**EXERCISE TASK:** Output every entry exactly, from the first line to the last.

**RECORDS SUPPLIED:**
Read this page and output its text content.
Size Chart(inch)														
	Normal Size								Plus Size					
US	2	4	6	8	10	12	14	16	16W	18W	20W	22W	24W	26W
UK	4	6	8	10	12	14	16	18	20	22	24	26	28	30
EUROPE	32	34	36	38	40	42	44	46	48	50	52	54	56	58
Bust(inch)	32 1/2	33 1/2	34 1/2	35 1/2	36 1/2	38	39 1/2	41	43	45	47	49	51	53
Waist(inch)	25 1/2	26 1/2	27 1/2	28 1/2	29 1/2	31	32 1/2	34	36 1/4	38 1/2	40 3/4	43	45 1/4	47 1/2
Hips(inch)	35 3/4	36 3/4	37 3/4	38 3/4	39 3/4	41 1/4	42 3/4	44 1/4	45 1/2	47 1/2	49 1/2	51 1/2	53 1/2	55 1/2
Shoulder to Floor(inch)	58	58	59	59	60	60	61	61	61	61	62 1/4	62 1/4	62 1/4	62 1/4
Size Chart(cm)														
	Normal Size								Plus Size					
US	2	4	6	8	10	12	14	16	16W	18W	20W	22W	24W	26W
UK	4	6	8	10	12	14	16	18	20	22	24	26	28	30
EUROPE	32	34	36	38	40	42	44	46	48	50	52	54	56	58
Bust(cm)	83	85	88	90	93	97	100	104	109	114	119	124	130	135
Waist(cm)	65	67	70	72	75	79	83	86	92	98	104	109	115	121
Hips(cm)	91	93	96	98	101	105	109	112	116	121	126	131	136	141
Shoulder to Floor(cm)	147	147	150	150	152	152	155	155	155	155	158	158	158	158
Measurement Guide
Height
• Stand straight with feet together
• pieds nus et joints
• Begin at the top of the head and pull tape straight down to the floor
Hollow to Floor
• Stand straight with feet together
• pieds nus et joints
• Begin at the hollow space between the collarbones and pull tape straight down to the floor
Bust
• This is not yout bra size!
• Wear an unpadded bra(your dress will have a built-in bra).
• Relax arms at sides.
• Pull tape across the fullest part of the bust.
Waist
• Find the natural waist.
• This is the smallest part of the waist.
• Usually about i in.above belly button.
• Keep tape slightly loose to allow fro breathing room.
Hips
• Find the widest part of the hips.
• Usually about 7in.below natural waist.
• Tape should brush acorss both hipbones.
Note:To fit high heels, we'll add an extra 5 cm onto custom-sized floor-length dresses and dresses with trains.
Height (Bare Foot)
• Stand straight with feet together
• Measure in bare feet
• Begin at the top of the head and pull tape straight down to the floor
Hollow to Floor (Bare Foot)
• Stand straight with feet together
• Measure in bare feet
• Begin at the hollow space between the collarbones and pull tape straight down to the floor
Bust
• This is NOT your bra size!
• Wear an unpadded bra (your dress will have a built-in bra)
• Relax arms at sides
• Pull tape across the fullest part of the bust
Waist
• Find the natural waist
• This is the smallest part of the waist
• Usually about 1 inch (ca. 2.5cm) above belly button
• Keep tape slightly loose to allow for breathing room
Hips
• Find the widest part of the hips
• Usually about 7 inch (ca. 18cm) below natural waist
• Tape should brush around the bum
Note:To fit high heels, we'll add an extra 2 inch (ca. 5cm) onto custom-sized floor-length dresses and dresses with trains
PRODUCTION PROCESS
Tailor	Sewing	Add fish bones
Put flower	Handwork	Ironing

**COMPLETE OUTPUT:**
Read this page and output its text content.
Size Chart(inch)														
	Normal Size								Plus Size					
US	2	4	6	8	10	12	14	16	16W	18W	20W	22W	24W	26W
UK	4	6	8	10	12	14	16	18	20	22	24	26	28	30
EUROPE	32	34	36	38	40	42	44	46	48	50	52	54	56	58
Bust(inch)	32 1/2	33 1/2	34 1/2	35 1/2	36 1/2	38	39 1/2	41	43	45	47	49	51	53
Waist(inch)	25 1/2	26 1/2	27 1/2	28 1/2	29 1/2	31	32 1/2	34	36 1/4	38 1/2	40 3/4	43	45 1/4	47 1/2
Hips(inch)	35 3/4	36 3/4	37 3/4	38 3/4	39 3/4	41 1/4	42 3/4	44 1/4	45 1/2	47 1/2	49 1/2	51 1/2	53 1/2	55 1/2
Shoulder to Floor(inch)	58	58	59	59	60	60	61	61	61	61	62 1/4	62 1/4	62 1/4	62 1/4
Size Chart(cm)														
	Normal Size								Plus Size					
US	2	4	6	8	10	12	14	16	16W	18W	20W	22W	24W	26W
UK	4	6	8	10	12	14	16	18	20	22	24	26	28	30
EUROPE	32	34	36	38	40	42	44	46	48	50	52	54	56	58
Bust(cm)	83	85	88	90	93	97	100	104	109	114	119	124	130	135
Waist(cm)	65	67	70	72	75	79	83	86	92	98	104	109	115	121
Hips(cm)	91	93	96	98	101	105	109	112	116	121	126	131	136	141
Shoulder to Floor(cm)	147	147	150	150	152	152	155	155	155	155	158	158	158	158
Measurement Guide
Height
• Stand straight with feet together
• pieds nus et joints
• Begin at the top of the head and pull tape straight down to the floor
Hollow to Floor
• Stand straight with feet together
• pieds nus et joints
• Begin at the hollow space between the collarbones and pull tape straight down to the floor
Bust
• This is not yout bra size!
• Wear an unpadded bra(your dress will have a built-in bra).
• Relax arms at sides.
• Pull tape across the fullest part of the bust.
Waist
• Find the natural waist.
• This is the smallest part of the waist.
• Usually about i in.above belly button.
• Keep tape slightly loose to allow fro breathing room.
Hips
• Find the widest part of the hips.
• Usually about 7in.below natural waist.
• Tape should brush acorss both hipbones.
Note:To fit high heels, we'll add an extra 5 cm onto custom-sized floor-length dresses and dresses with trains.
Height (Bare Foot)
• Stand straight with feet together
• Measure in bare feet
• Begin at the top of the head and pull tape straight down to the floor
Hollow to Floor (Bare Foot)
• Stand straight with feet together
• Measure in bare feet
• Begin at the hollow space between the collarbones and pull tape straight down to the floor
Bust
• This is NOT your bra size!
• Wear an unpadded bra (your dress will have a built-in bra)
• Relax arms at sides
• Pull tape across the fullest part of the bust
Waist
• Find the natural waist
• This is the smallest part of the waist
• Usually about 1 inch (ca. 2.5cm) above belly button
• Keep tape slightly loose to allow for breathing room
Hips
• Find the widest part of the hips
• Usually about 7 inch (ca. 18cm) below natural waist
• Tape should brush around the bum
Note:To fit high heels, we'll add an extra 2 inch (ca. 5cm) onto custom-sized floor-length dresses and dresses with trains
PRODUCTION PROCESS
Tailor	Sewing	Add fish bones
Put flower	Handwork	Ironing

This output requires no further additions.